■ Stated task ■
Find the lines with "TABLE" in them and copy them out.

■ Records for the task ■
--

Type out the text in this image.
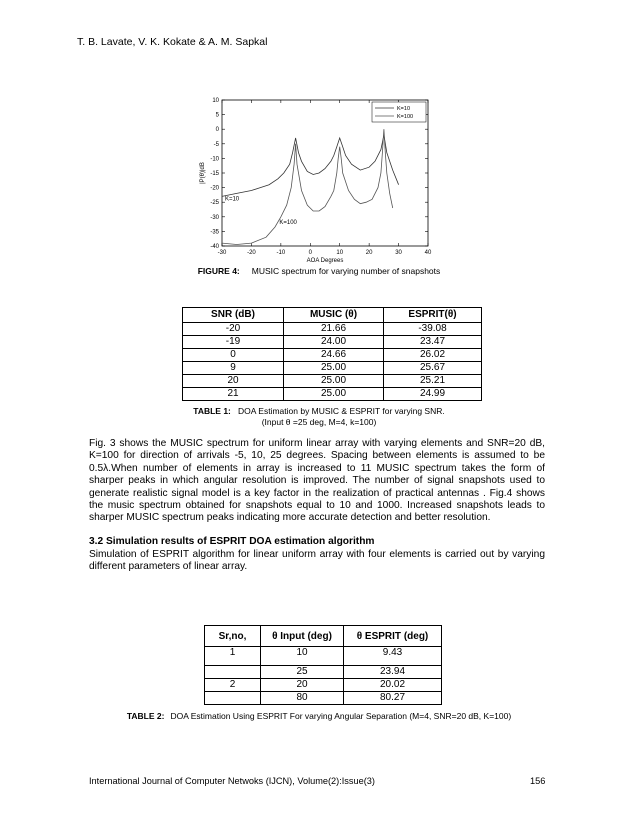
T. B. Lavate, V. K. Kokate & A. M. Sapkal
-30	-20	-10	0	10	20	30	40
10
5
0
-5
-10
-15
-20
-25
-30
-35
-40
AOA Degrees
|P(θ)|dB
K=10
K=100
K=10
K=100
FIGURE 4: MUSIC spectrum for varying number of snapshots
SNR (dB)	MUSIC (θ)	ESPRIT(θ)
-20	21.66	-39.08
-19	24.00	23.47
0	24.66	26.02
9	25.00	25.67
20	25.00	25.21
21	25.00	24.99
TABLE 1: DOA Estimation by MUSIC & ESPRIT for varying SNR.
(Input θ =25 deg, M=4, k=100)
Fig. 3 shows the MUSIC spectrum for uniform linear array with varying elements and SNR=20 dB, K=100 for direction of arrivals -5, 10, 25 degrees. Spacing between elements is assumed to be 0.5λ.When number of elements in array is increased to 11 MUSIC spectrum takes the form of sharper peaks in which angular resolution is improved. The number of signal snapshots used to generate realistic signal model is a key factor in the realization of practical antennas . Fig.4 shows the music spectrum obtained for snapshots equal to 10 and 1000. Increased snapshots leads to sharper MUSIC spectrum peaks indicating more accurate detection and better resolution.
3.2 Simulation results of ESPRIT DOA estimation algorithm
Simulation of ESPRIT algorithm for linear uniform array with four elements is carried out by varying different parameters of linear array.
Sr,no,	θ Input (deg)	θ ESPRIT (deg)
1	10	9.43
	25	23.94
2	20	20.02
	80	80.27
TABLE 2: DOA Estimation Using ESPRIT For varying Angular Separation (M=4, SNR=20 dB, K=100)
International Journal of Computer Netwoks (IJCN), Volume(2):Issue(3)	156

--

■ Reply ■
TABLE 1: DOA Estimation by MUSIC & ESPRIT for varying SNR.
TABLE 2: DOA Estimation Using ESPRIT For varying Angular Separation (M=4, SNR=20 dB, K=100)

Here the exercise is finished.